### Requirements
Print the full listing exactly.
Start of Extracted information
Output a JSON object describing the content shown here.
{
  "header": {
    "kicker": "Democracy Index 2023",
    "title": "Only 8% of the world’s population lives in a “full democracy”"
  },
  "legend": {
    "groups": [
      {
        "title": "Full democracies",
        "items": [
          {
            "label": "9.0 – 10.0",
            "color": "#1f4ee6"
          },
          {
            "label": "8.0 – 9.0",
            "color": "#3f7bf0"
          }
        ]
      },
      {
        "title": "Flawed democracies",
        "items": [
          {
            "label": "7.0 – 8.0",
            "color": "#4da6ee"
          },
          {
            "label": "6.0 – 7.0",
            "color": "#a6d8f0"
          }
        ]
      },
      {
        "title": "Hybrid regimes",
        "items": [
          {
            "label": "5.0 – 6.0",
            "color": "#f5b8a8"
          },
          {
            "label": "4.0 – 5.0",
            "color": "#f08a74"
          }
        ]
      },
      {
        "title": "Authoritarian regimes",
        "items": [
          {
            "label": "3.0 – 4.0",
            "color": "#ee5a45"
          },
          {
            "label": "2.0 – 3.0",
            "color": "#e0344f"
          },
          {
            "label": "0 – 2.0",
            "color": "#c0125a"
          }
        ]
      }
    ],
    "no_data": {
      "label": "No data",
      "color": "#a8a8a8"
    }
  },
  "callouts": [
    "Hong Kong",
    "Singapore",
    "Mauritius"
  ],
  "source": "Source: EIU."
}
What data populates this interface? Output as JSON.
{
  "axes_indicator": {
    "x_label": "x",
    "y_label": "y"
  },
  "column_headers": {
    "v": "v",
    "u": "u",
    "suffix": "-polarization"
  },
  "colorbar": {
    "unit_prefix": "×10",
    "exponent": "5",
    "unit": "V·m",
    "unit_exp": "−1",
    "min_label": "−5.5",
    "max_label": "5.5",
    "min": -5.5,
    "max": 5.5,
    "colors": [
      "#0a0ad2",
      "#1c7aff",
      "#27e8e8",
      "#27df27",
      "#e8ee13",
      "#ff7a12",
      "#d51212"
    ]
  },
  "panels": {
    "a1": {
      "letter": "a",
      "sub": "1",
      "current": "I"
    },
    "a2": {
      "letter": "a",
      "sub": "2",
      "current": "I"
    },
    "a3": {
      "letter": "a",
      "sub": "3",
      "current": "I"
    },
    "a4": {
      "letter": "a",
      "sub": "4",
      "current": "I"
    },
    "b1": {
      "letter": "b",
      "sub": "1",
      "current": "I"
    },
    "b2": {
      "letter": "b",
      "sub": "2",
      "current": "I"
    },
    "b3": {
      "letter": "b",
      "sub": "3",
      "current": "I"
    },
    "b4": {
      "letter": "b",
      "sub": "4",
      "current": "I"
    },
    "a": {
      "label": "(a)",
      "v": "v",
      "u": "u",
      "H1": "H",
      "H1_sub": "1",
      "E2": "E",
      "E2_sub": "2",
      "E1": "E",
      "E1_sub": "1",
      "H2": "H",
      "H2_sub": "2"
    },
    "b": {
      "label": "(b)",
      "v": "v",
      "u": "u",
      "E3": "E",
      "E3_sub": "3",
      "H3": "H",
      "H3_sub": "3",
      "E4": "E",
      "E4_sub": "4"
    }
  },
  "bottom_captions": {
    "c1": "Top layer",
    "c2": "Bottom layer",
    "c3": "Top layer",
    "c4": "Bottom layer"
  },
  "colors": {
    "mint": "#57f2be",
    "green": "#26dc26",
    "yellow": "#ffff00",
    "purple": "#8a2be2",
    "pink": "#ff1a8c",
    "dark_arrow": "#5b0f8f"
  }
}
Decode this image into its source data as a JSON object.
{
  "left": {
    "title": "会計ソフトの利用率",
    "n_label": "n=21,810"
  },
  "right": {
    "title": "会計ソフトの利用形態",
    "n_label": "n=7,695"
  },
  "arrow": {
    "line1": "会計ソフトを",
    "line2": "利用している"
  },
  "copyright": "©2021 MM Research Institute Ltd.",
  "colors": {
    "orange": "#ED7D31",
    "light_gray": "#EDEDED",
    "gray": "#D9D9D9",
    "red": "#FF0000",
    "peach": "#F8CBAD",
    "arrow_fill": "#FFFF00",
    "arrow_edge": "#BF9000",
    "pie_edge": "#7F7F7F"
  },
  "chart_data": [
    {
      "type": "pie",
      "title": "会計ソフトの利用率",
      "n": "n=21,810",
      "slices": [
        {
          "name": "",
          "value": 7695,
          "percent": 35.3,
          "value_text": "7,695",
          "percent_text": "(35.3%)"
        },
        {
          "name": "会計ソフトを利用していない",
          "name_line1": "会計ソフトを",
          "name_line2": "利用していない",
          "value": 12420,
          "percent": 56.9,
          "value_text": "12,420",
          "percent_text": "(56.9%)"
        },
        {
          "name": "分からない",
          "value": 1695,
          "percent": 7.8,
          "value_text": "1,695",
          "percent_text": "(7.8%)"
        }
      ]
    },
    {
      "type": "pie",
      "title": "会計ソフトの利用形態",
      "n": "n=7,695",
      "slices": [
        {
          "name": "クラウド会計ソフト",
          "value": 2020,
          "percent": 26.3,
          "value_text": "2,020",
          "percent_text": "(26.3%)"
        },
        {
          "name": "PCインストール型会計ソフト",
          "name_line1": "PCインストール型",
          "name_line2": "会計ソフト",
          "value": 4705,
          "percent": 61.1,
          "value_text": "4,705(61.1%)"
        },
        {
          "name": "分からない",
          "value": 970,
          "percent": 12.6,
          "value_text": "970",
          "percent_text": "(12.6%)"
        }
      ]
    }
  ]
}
End of Extracted information
### Result of the exercise
Output a JSON object describing the content shown here.
{
  "header": {
    "kicker": "Democracy Index 2023",
    "title": "Only 8% of the world’s population lives in a “full democracy”"
  },
  "legend": {
    "groups": [
      {
        "title": "Full democracies",
        "items": [
          {
            "label": "9.0 – 10.0",
            "color": "#1f4ee6"
          },
          {
            "label": "8.0 – 9.0",
            "color": "#3f7bf0"
          }
        ]
      },
      {
        "title": "Flawed democracies",
        "items": [
          {
            "label": "7.0 – 8.0",
            "color": "#4da6ee"
          },
          {
            "label": "6.0 – 7.0",
            "color": "#a6d8f0"
          }
        ]
      },
      {
        "title": "Hybrid regimes",
        "items": [
          {
            "label": "5.0 – 6.0",
            "color": "#f5b8a8"
          },
          {
            "label": "4.0 – 5.0",
            "color": "#f08a74"
          }
        ]
      },
      {
        "title": "Authoritarian regimes",
        "items": [
          {
            "label": "3.0 – 4.0",
            "color": "#ee5a45"
          },
          {
            "label": "2.0 – 3.0",
            "color": "#e0344f"
          },
          {
            "label": "0 – 2.0",
            "color": "#c0125a"
          }
        ]
      }
    ],
    "no_data": {
      "label": "No data",
      "color": "#a8a8a8"
    }
  },
  "callouts": [
    "Hong Kong",
    "Singapore",
    "Mauritius"
  ],
  "source": "Source: EIU."
}
What data populates this interface? Output as JSON.
{
  "axes_indicator": {
    "x_label": "x",
    "y_label": "y"
  },
  "column_headers": {
    "v": "v",
    "u": "u",
    "suffix": "-polarization"
  },
  "colorbar": {
    "unit_prefix": "×10",
    "exponent": "5",
    "unit": "V·m",
    "unit_exp": "−1",
    "min_label": "−5.5",
    "max_label": "5.5",
    "min": -5.5,
    "max": 5.5,
    "colors": [
      "#0a0ad2",
      "#1c7aff",
      "#27e8e8",
      "#27df27",
      "#e8ee13",
      "#ff7a12",
      "#d51212"
    ]
  },
  "panels": {
    "a1": {
      "letter": "a",
      "sub": "1",
      "current": "I"
    },
    "a2": {
      "letter": "a",
      "sub": "2",
      "current": "I"
    },
    "a3": {
      "letter": "a",
      "sub": "3",
      "current": "I"
    },
    "a4": {
      "letter": "a",
      "sub": "4",
      "current": "I"
    },
    "b1": {
      "letter": "b",
      "sub": "1",
      "current": "I"
    },
    "b2": {
      "letter": "b",
      "sub": "2",
      "current": "I"
    },
    "b3": {
      "letter": "b",
      "sub": "3",
      "current": "I"
    },
    "b4": {
      "letter": "b",
      "sub": "4",
      "current": "I"
    },
    "a": {
      "label": "(a)",
      "v": "v",
      "u": "u",
      "H1": "H",
      "H1_sub": "1",
      "E2": "E",
      "E2_sub": "2",
      "E1": "E",
      "E1_sub": "1",
      "H2": "H",
      "H2_sub": "2"
    },
    "b": {
      "label": "(b)",
      "v": "v",
      "u": "u",
      "E3": "E",
      "E3_sub": "3",
      "H3": "H",
      "H3_sub": "3",
      "E4": "E",
      "E4_sub": "4"
    }
  },
  "bottom_captions": {
    "c1": "Top layer",
    "c2": "Bottom layer",
    "c3": "Top layer",
    "c4": "Bottom layer"
  },
  "colors": {
    "mint": "#57f2be",
    "green": "#26dc26",
    "yellow": "#ffff00",
    "purple": "#8a2be2",
    "pink": "#ff1a8c",
    "dark_arrow": "#5b0f8f"
  }
}
Decode this image into its source data as a JSON object.
{
  "left": {
    "title": "会計ソフトの利用率",
    "n_label": "n=21,810"
  },
  "right": {
    "title": "会計ソフトの利用形態",
    "n_label": "n=7,695"
  },
  "arrow": {
    "line1": "会計ソフトを",
    "line2": "利用している"
  },
  "copyright": "©2021 MM Research Institute Ltd.",
  "colors": {
    "orange": "#ED7D31",
    "light_gray": "#EDEDED",
    "gray": "#D9D9D9",
    "red": "#FF0000",
    "peach": "#F8CBAD",
    "arrow_fill": "#FFFF00",
    "arrow_edge": "#BF9000",
    "pie_edge": "#7F7F7F"
  },
  "chart_data": [
    {
      "type": "pie",
      "title": "会計ソフトの利用率",
      "n": "n=21,810",
      "slices": [
        {
          "name": "",
          "value": 7695,
          "percent": 35.3,
          "value_text": "7,695",
          "percent_text": "(35.3%)"
        },
        {
          "name": "会計ソフトを利用していない",
          "name_line1": "会計ソフトを",
          "name_line2": "利用していない",
          "value": 12420,
          "percent": 56.9,
          "value_text": "12,420",
          "percent_text": "(56.9%)"
        },
        {
          "name": "分からない",
          "value": 1695,
          "percent": 7.8,
          "value_text": "1,695",
          "percent_text": "(7.8%)"
        }
      ]
    },
    {
      "type": "pie",
      "title": "会計ソフトの利用形態",
      "n": "n=7,695",
      "slices": [
        {
          "name": "クラウド会計ソフト",
          "value": 2020,
          "percent": 26.3,
          "value_text": "2,020",
          "percent_text": "(26.3%)"
        },
        {
          "name": "PCインストール型会計ソフト",
          "name_line1": "PCインストール型",
          "name_line2": "会計ソフト",
          "value": 4705,
          "percent": 61.1,
          "value_text": "4,705(61.1%)"
        },
        {
          "name": "分からない",
          "value": 970,
          "percent": 12.6,
          "value_text": "970",
          "percent_text": "(12.6%)"
        }
      ]
    }
  ]
}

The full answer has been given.